- **What needs to be done**: Return the entries verbatim and drop every picture.
>>>>>
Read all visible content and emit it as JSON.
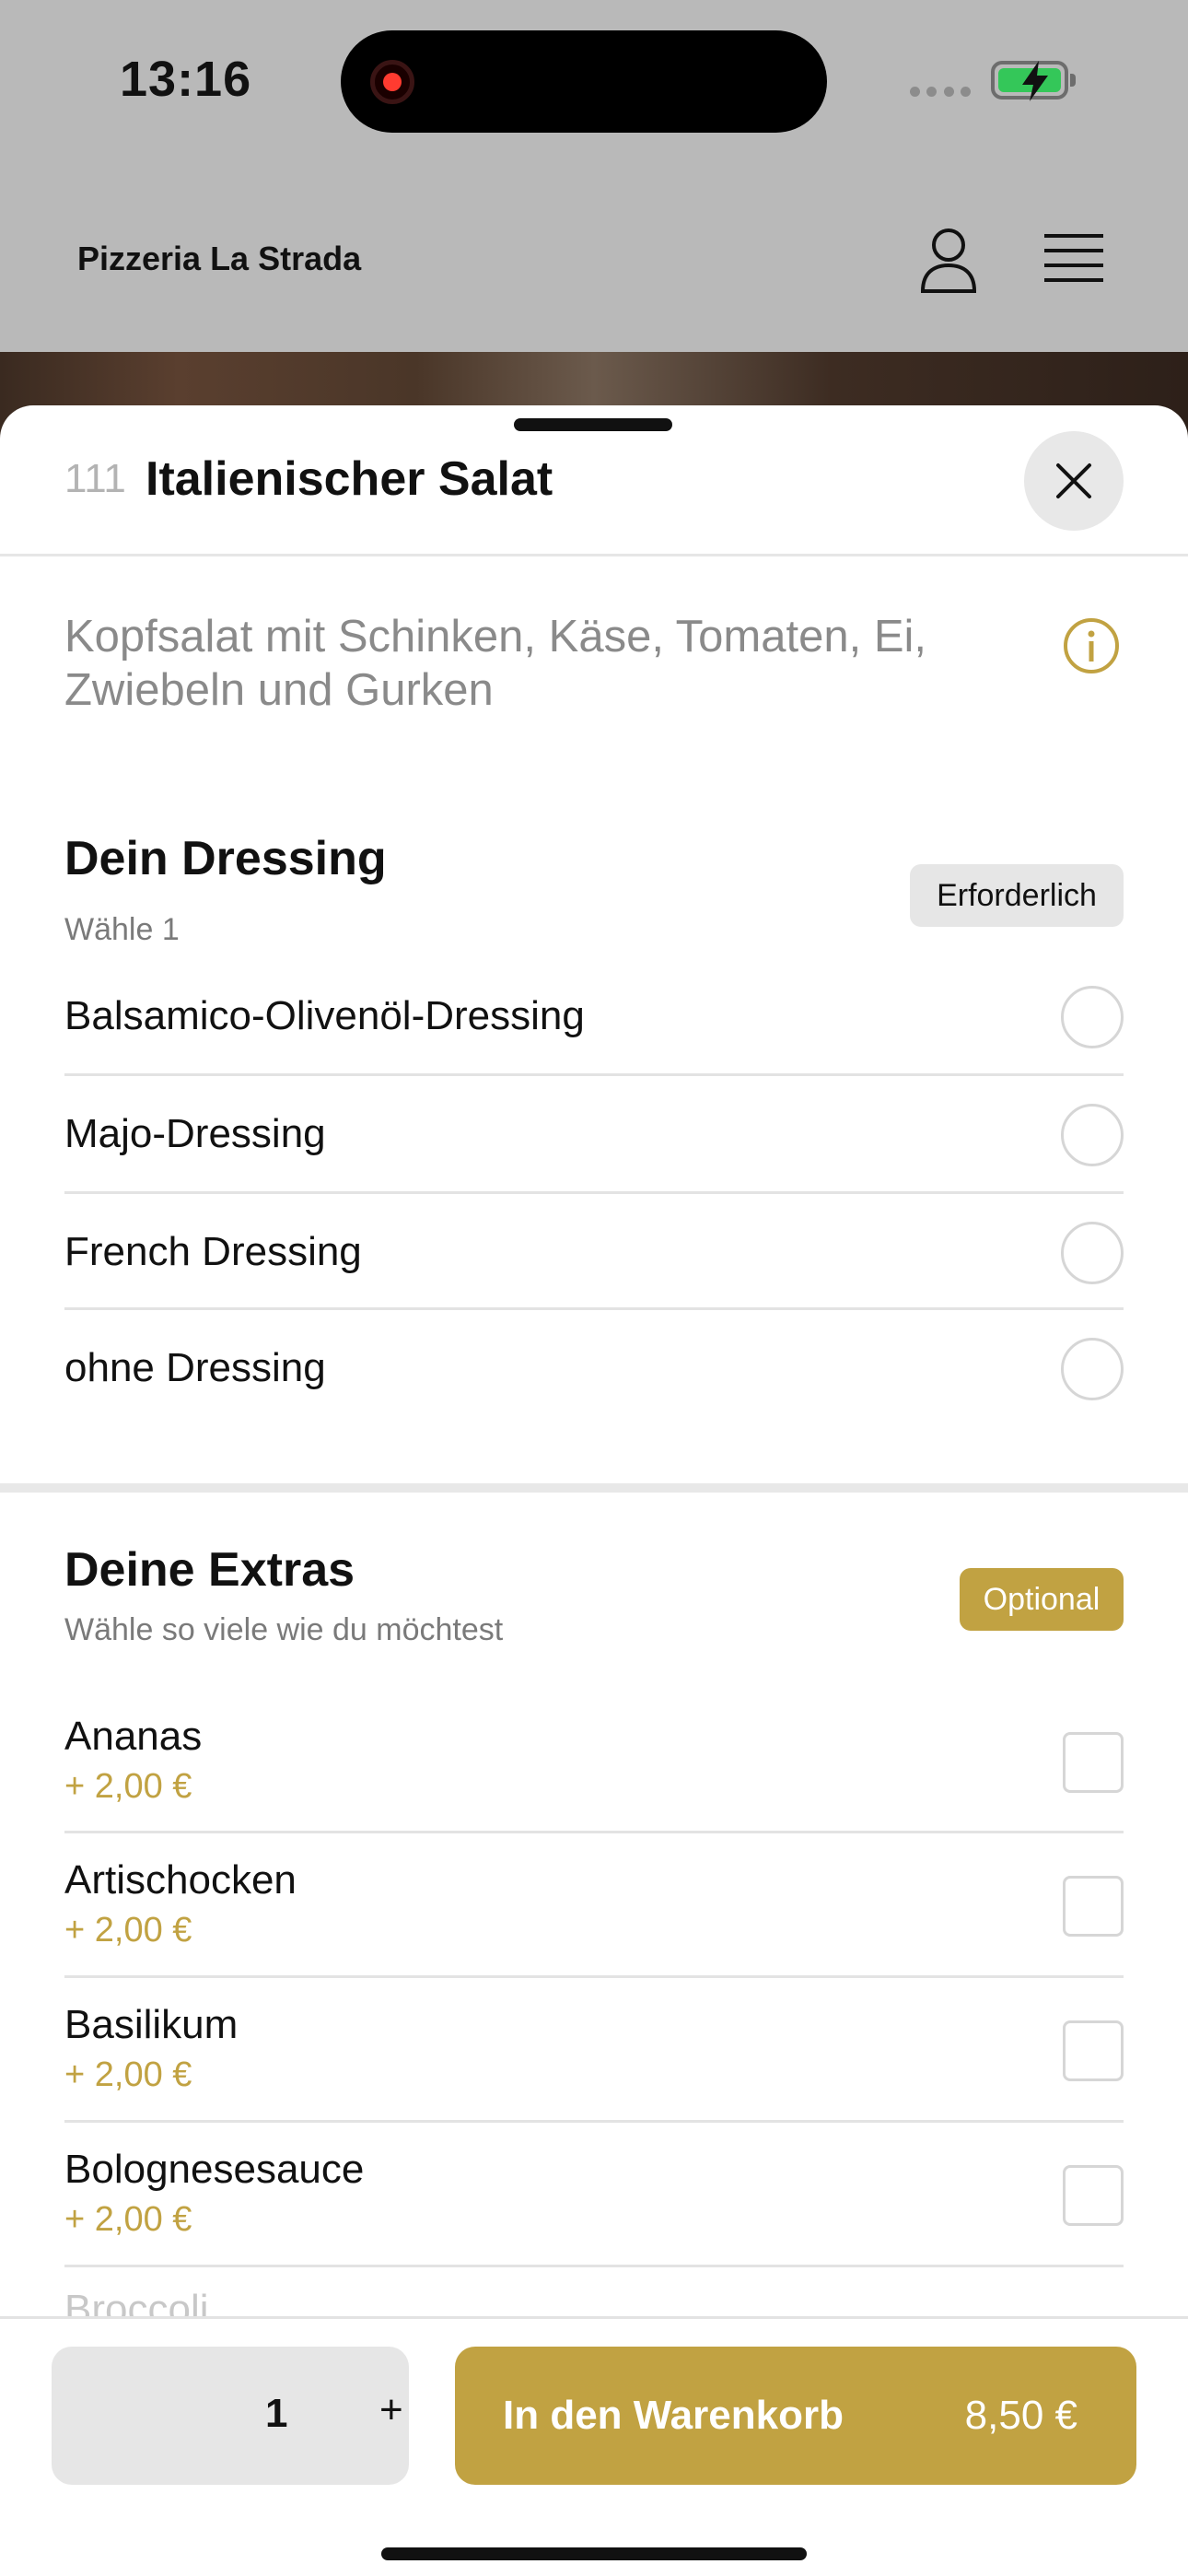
{
  "status_bar": {
    "time": "13:16"
  },
  "app_header": {
    "brand": "Pizzeria La Strada"
  },
  "item": {
    "number": "111",
    "title": "Italienischer Salat",
    "description": "Kopfsalat mit Schinken, Käse, Tomaten, Ei, Zwiebeln und Gurken"
  },
  "dressing": {
    "title": "Dein Dressing",
    "subtitle": "Wähle 1",
    "badge": "Erforderlich",
    "options": [
      {
        "label": "Balsamico-Olivenöl-Dressing"
      },
      {
        "label": "Majo-Dressing"
      },
      {
        "label": "French Dressing"
      },
      {
        "label": "ohne Dressing"
      }
    ]
  },
  "extras": {
    "title": "Deine Extras",
    "subtitle": "Wähle so viele wie du möchtest",
    "badge": "Optional",
    "options": [
      {
        "label": "Ananas",
        "price": "+ 2,00 €"
      },
      {
        "label": "Artischocken",
        "price": "+ 2,00 €"
      },
      {
        "label": "Basilikum",
        "price": "+ 2,00 €"
      },
      {
        "label": "Bolognesesauce",
        "price": "+ 2,00 €"
      },
      {
        "label": "Broccoli"
      }
    ]
  },
  "bottom_bar": {
    "quantity": "1",
    "plus": "+",
    "cart_label": "In den Warenkorb",
    "cart_price": "8,50 €"
  },
  "colors": {
    "accent": "#c1a242",
    "overlay": "#b9b9b9",
    "battery": "#34c759"
  },
  "icons": [
    "user-icon",
    "menu-icon",
    "close-icon",
    "info-icon",
    "battery-icon",
    "record-icon"
  ]
}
<<<<<
- **Task answer**:
Read all visible content and emit it as JSON.
{
  "status_bar": {
    "time": "13:16"
  },
  "app_header": {
    "brand": "Pizzeria La Strada"
  },
  "item": {
    "number": "111",
    "title": "Italienischer Salat",
    "description": "Kopfsalat mit Schinken, Käse, Tomaten, Ei, Zwiebeln und Gurken"
  },
  "dressing": {
    "title": "Dein Dressing",
    "subtitle": "Wähle 1",
    "badge": "Erforderlich",
    "options": [
      {
        "label": "Balsamico-Olivenöl-Dressing"
      },
      {
        "label": "Majo-Dressing"
      },
      {
        "label": "French Dressing"
      },
      {
        "label": "ohne Dressing"
      }
    ]
  },
  "extras": {
    "title": "Deine Extras",
    "subtitle": "Wähle so viele wie du möchtest",
    "badge": "Optional",
    "options": [
      {
        "label": "Ananas",
        "price": "+ 2,00 €"
      },
      {
        "label": "Artischocken",
        "price": "+ 2,00 €"
      },
      {
        "label": "Basilikum",
        "price": "+ 2,00 €"
      },
      {
        "label": "Bolognesesauce",
        "price": "+ 2,00 €"
      },
      {
        "label": "Broccoli"
      }
    ]
  },
  "bottom_bar": {
    "quantity": "1",
    "plus": "+",
    "cart_label": "In den Warenkorb",
    "cart_price": "8,50 €"
  },
  "colors": {
    "accent": "#c1a242",
    "overlay": "#b9b9b9",
    "battery": "#34c759"
  },
  "icons": [
    "user-icon",
    "menu-icon",
    "close-icon",
    "info-icon",
    "battery-icon",
    "record-icon"
  ]
}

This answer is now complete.